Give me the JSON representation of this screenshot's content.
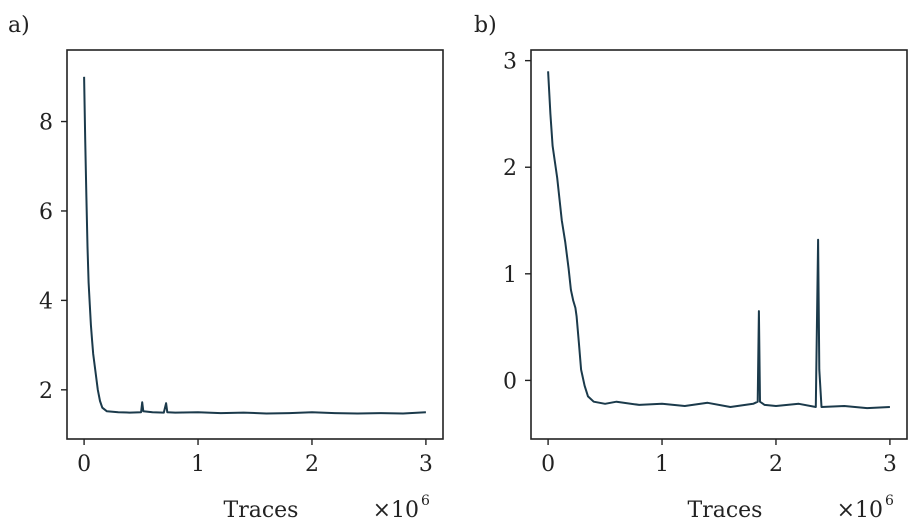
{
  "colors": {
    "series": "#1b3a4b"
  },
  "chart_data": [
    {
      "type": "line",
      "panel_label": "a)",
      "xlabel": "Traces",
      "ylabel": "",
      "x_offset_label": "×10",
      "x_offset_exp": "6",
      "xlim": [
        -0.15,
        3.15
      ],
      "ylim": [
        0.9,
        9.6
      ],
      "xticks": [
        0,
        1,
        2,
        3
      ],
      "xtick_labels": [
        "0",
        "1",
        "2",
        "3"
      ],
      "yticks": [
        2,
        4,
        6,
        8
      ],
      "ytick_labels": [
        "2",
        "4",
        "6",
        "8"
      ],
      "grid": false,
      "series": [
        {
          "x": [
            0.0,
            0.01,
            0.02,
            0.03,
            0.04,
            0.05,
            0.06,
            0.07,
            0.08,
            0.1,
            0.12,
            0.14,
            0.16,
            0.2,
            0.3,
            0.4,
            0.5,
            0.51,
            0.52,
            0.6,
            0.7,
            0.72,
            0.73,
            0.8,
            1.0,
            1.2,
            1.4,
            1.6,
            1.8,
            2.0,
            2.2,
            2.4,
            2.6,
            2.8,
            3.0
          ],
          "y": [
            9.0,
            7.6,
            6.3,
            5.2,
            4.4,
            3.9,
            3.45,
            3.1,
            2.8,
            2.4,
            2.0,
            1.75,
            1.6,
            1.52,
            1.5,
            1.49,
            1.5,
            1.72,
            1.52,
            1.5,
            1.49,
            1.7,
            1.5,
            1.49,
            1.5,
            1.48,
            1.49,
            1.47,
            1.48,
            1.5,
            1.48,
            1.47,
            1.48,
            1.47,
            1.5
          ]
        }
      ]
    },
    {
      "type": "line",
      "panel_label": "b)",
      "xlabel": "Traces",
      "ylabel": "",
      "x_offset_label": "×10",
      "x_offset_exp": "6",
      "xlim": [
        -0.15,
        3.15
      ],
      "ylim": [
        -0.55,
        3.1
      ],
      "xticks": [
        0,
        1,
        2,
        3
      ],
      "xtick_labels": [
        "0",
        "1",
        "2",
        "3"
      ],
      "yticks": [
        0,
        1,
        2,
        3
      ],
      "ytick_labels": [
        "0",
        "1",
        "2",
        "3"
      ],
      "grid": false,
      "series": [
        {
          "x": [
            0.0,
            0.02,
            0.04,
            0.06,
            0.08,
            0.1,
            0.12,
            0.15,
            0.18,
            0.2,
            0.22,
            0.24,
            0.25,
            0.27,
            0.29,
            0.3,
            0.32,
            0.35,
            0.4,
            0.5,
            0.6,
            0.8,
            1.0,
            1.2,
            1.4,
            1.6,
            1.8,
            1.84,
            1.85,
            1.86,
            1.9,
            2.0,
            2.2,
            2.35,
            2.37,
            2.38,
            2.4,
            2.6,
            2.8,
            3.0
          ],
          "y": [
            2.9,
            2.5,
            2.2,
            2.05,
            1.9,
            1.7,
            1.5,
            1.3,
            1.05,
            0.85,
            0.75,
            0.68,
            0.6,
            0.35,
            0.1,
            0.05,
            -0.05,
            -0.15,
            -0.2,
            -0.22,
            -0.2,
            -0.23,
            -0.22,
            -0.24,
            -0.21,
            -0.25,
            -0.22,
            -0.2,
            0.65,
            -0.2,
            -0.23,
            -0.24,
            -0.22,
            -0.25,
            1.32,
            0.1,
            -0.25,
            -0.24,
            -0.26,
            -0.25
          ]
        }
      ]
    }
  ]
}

==

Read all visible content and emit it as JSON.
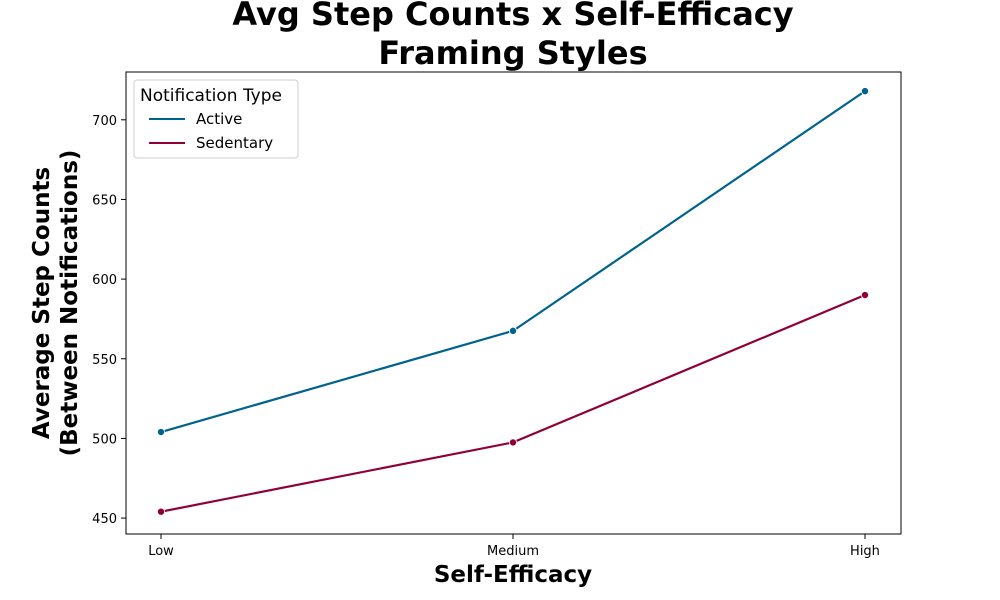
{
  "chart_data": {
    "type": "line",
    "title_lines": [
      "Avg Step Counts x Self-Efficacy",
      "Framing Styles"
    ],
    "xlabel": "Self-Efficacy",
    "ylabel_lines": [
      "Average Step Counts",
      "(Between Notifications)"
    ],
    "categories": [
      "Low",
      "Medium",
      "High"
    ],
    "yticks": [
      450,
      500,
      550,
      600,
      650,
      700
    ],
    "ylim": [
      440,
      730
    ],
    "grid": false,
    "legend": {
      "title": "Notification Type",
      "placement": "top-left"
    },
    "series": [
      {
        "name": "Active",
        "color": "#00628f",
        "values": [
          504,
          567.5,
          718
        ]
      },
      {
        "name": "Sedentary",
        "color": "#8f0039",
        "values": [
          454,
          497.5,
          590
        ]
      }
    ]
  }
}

> **Aim**
Gather up the lines containing the word "Step" from these records and copy them.

> **Correct response**
      "Avg Step Counts x Self-Efficacy",
      "Average Step Counts",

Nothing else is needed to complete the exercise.